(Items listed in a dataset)

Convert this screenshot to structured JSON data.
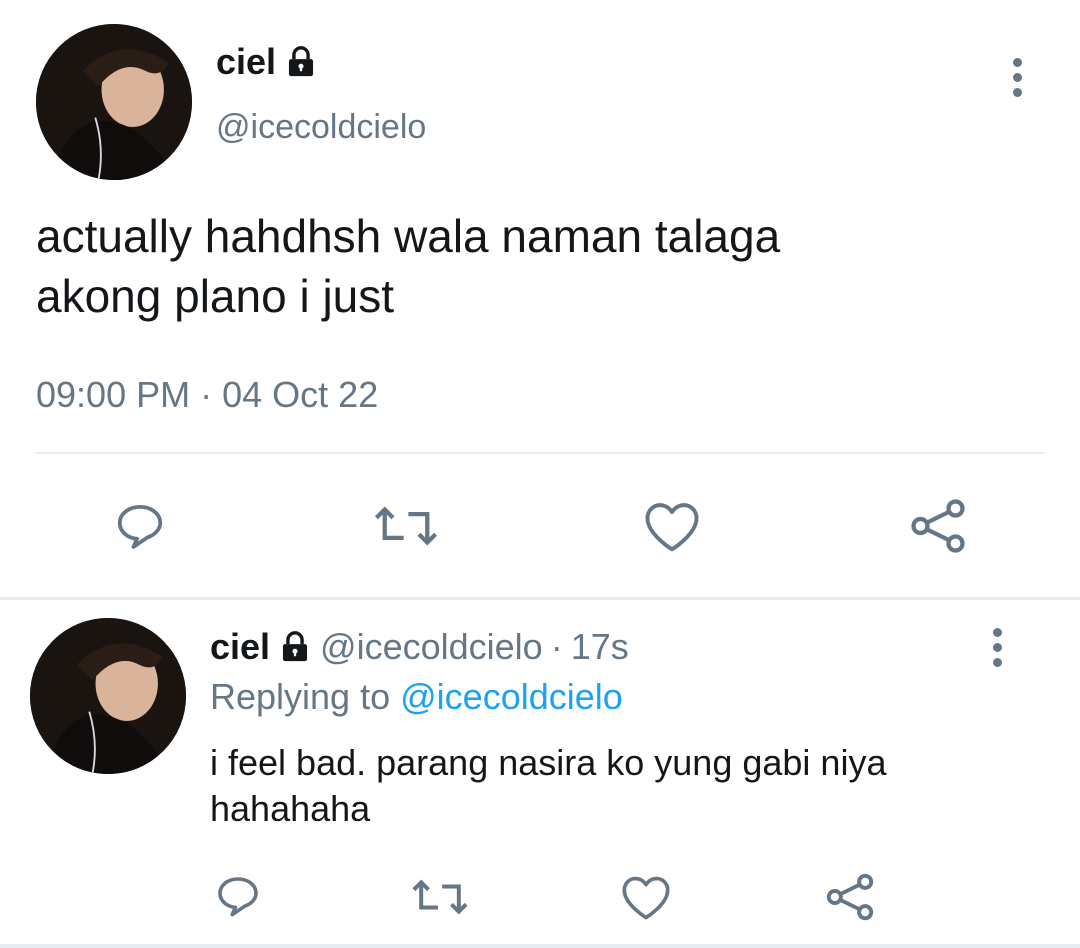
{
  "main_tweet": {
    "display_name": "ciel",
    "handle": "@icecoldcielo",
    "text_line1": "actually hahdhsh wala naman talaga",
    "text_line2": "akong plano i just",
    "time": "09:00 PM",
    "dot": "·",
    "date": "04 Oct 22"
  },
  "reply_tweet": {
    "display_name": "ciel",
    "handle": "@icecoldcielo",
    "dot": "·",
    "age": "17s",
    "replying_prefix": "Replying to",
    "replying_handle": "@icecoldcielo",
    "text_line1": "i feel bad. parang nasira ko yung gabi niya",
    "text_line2": "hahahaha"
  },
  "icons": {
    "lock": "lock-icon",
    "more": "more-vertical-icon",
    "reply": "reply-icon",
    "retweet": "retweet-icon",
    "like": "heart-icon",
    "share": "share-icon"
  },
  "colors": {
    "text": "#14171a",
    "muted": "#657786",
    "link": "#1da1f2",
    "divider": "#e6ecf0"
  }
}
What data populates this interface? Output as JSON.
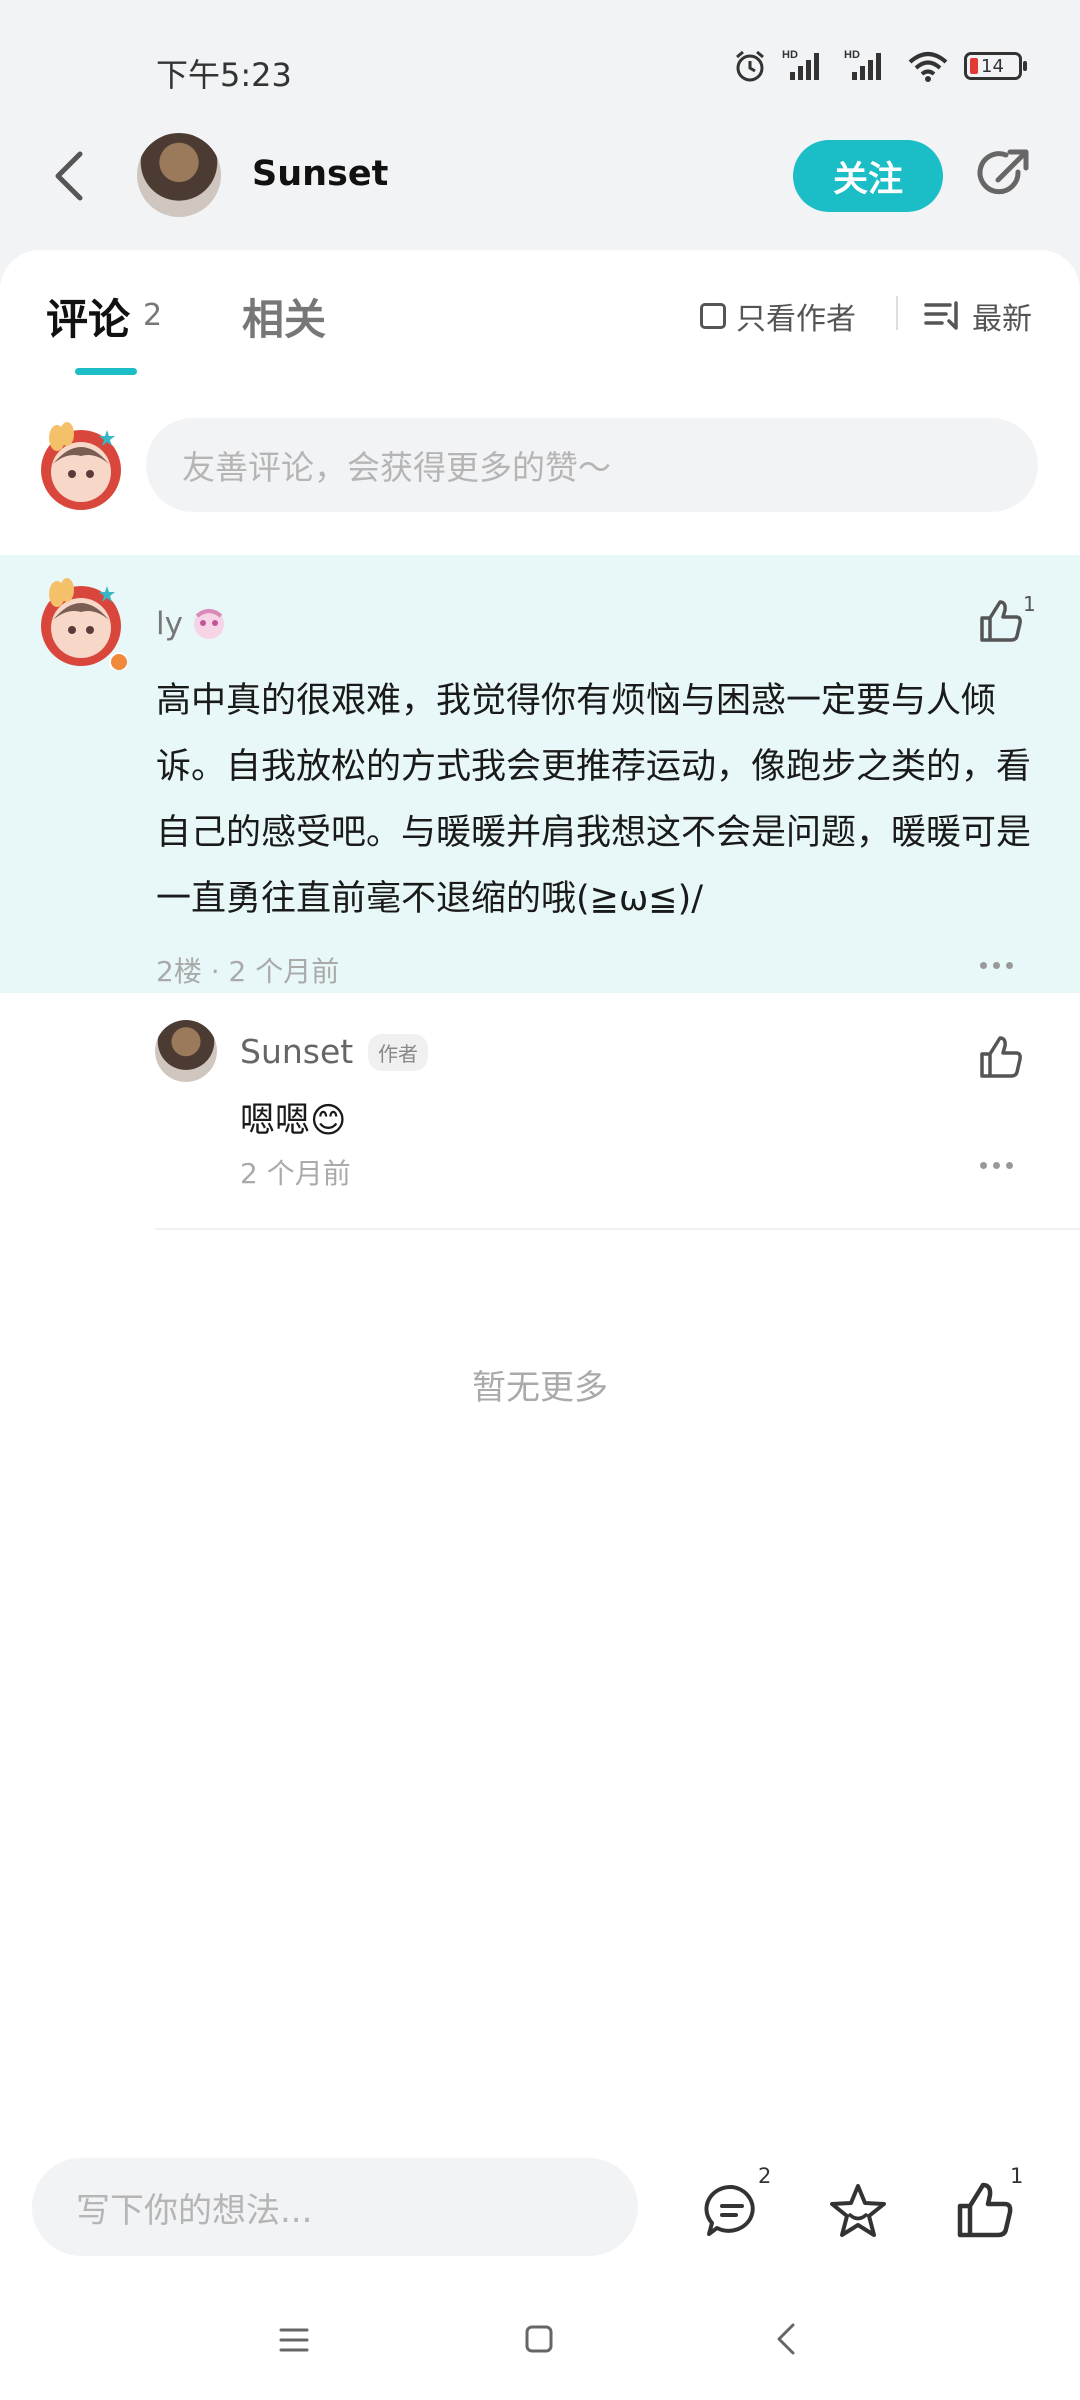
{
  "status_bar": {
    "time": "下午5:23",
    "battery": "14",
    "icons": [
      "alarm-icon",
      "hd-signal-icon",
      "hd-signal-icon",
      "wifi-icon",
      "battery-icon"
    ]
  },
  "header": {
    "user_name": "Sunset",
    "follow_label": "关注",
    "icons": [
      "back-icon",
      "share-icon"
    ]
  },
  "tabs": {
    "comments_label": "评论",
    "comments_count": "2",
    "related_label": "相关",
    "author_only_label": "只看作者",
    "sort_label": "最新"
  },
  "comment_input": {
    "placeholder": "友善评论，会获得更多的赞～"
  },
  "comments": [
    {
      "user": "ly",
      "text": "高中真的很艰难，我觉得你有烦恼与困惑一定要与人倾诉。自我放松的方式我会更推荐运动，像跑步之类的，看自己的感受吧。与暖暖并肩我想这不会是问题，暖暖可是一直勇往直前毫不退缩的哦(≧ω≦)/",
      "meta": "2楼 · 2 个月前",
      "likes": "1",
      "replies": [
        {
          "user": "Sunset",
          "badge": "作者",
          "text": "嗯嗯😊",
          "time": "2 个月前"
        }
      ]
    }
  ],
  "footer_note": "暂无更多",
  "bottom_bar": {
    "placeholder": "写下你的想法...",
    "comment_count": "2",
    "like_count": "1"
  },
  "colors": {
    "accent": "#1bbdc6",
    "highlight": "#e8f8f9"
  }
}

* Task instructions *
Check each line above for the word "JSON" and copy the ones that have it.

* Reply to the exercise *
Convert this screenshot to structured JSON data.
What data populates this interface? Output as JSON.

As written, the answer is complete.